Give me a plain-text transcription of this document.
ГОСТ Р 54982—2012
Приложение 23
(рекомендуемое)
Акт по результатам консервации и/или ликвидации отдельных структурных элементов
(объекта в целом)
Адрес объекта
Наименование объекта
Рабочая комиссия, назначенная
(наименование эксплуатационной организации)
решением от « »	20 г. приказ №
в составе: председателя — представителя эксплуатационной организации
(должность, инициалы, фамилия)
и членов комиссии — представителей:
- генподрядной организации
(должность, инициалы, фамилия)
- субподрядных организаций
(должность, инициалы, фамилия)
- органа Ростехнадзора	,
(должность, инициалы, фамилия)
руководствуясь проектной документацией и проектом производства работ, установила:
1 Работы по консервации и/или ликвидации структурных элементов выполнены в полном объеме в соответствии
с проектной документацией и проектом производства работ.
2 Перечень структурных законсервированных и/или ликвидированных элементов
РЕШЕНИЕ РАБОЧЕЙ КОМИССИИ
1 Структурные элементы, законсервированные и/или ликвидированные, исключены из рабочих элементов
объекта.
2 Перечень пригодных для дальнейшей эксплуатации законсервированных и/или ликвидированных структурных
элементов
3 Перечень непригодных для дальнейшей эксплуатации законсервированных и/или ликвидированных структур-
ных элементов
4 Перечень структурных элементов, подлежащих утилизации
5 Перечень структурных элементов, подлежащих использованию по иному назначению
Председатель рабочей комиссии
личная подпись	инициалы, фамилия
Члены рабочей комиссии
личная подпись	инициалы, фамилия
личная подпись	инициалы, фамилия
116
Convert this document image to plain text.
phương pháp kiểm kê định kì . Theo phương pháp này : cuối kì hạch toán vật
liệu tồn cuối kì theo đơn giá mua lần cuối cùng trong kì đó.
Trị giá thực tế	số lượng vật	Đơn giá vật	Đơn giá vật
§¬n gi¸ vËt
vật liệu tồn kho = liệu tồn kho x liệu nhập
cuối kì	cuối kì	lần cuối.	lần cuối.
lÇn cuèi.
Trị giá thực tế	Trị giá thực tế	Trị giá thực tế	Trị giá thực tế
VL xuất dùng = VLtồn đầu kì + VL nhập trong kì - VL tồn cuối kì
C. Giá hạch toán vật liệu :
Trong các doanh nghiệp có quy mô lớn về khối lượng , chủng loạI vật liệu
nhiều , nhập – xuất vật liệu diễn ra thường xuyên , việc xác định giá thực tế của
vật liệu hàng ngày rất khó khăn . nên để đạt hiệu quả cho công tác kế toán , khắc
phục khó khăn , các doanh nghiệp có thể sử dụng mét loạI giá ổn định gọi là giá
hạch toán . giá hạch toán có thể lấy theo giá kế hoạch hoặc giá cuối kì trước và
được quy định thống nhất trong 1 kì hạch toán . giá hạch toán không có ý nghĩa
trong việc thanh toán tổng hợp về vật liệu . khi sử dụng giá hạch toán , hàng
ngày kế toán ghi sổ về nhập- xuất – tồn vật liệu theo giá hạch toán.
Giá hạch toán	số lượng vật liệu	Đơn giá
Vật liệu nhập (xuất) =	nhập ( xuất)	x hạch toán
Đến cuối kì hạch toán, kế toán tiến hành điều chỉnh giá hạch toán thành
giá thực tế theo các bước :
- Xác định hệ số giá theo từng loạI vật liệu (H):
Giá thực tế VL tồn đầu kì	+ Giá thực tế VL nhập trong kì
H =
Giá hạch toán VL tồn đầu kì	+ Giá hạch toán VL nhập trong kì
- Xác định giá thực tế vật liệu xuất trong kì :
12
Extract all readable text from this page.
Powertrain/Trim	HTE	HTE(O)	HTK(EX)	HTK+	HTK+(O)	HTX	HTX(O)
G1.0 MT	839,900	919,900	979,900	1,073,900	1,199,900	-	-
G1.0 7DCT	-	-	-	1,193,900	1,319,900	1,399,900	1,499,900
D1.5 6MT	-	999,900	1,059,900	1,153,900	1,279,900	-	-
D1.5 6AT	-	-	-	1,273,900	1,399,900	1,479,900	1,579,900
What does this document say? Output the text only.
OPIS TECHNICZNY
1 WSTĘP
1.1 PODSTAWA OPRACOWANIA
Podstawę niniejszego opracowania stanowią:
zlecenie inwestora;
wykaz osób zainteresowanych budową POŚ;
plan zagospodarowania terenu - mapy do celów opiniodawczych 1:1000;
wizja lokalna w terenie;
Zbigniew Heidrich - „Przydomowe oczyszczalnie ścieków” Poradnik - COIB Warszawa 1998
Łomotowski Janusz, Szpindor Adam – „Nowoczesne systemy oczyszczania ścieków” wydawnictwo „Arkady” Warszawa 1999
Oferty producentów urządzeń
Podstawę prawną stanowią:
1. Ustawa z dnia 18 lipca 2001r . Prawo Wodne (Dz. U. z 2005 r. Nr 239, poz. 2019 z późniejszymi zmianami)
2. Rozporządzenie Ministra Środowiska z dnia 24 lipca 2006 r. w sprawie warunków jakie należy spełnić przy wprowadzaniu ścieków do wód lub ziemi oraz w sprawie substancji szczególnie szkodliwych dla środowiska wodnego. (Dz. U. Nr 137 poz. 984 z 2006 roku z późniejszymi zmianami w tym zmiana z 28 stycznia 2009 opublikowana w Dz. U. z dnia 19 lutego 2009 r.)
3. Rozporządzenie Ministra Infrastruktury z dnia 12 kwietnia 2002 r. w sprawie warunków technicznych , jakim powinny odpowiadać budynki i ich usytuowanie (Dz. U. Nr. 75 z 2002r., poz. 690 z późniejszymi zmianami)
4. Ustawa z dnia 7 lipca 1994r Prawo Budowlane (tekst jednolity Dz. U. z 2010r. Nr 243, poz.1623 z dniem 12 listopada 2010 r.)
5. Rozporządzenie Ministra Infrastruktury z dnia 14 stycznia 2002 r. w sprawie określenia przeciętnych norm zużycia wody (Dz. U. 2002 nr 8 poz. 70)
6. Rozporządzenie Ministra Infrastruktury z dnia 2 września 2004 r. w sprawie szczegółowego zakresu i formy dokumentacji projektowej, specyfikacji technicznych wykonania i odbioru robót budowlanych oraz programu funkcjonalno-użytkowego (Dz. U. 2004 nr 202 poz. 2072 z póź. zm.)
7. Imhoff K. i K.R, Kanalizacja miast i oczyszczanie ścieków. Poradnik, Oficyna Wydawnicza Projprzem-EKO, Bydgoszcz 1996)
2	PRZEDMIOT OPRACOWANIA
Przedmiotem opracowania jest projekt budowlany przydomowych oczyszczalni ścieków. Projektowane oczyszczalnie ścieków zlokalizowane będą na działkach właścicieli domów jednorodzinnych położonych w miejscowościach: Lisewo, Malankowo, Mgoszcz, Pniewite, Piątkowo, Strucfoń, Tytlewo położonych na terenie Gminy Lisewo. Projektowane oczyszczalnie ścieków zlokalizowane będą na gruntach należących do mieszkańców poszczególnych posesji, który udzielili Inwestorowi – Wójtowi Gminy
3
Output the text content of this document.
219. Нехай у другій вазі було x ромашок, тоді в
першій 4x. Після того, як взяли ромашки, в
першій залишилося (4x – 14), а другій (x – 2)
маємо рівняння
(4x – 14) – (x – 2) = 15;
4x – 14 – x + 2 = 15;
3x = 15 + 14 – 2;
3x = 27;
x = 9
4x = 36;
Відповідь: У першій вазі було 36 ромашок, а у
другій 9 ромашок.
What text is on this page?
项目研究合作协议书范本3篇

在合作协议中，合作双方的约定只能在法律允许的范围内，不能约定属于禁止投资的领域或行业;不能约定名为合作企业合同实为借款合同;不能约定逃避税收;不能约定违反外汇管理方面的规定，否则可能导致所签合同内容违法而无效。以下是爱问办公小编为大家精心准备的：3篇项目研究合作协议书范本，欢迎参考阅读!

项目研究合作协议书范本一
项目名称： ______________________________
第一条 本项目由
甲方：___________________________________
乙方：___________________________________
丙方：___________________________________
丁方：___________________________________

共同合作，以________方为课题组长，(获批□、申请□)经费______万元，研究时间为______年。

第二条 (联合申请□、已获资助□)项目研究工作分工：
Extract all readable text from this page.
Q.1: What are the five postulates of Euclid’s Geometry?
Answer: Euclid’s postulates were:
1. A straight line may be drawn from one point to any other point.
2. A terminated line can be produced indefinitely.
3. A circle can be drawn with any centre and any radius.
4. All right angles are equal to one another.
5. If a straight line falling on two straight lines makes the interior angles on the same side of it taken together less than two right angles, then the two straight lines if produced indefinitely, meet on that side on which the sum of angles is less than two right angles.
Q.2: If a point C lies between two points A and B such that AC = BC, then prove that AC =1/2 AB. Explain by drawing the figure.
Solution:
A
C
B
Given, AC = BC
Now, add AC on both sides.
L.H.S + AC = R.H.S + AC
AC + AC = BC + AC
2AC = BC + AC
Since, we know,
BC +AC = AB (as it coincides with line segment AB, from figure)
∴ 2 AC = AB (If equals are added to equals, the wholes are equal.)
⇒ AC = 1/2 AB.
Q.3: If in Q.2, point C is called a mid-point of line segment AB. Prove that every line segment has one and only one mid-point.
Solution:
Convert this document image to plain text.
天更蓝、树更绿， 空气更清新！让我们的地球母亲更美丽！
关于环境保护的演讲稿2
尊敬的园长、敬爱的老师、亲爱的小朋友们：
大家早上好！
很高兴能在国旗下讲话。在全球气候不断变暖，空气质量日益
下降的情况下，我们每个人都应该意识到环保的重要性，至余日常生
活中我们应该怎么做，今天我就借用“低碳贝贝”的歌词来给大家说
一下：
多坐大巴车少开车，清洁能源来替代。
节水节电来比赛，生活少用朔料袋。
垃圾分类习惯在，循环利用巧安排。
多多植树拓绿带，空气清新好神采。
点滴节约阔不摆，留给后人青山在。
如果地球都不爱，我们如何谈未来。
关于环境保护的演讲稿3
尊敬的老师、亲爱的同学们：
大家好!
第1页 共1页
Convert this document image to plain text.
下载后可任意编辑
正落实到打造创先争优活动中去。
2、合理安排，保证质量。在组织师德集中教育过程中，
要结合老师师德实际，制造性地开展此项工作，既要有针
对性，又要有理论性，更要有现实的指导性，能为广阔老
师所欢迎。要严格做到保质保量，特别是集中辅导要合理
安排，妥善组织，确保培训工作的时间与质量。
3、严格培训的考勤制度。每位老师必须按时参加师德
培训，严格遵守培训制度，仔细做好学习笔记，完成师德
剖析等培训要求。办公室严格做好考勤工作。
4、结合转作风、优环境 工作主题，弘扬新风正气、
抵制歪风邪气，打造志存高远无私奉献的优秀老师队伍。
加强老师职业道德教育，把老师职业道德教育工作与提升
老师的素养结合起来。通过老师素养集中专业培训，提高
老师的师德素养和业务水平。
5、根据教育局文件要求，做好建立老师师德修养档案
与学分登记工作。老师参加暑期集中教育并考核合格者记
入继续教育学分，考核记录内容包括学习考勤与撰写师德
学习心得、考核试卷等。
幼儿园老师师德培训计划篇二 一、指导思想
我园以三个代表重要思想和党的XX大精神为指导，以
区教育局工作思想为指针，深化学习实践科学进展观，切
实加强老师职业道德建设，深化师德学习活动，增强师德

-------

#### Exercise task
Give only the number of lines in the entries above that contain the string "warunków".

#### Solution to this exercise
2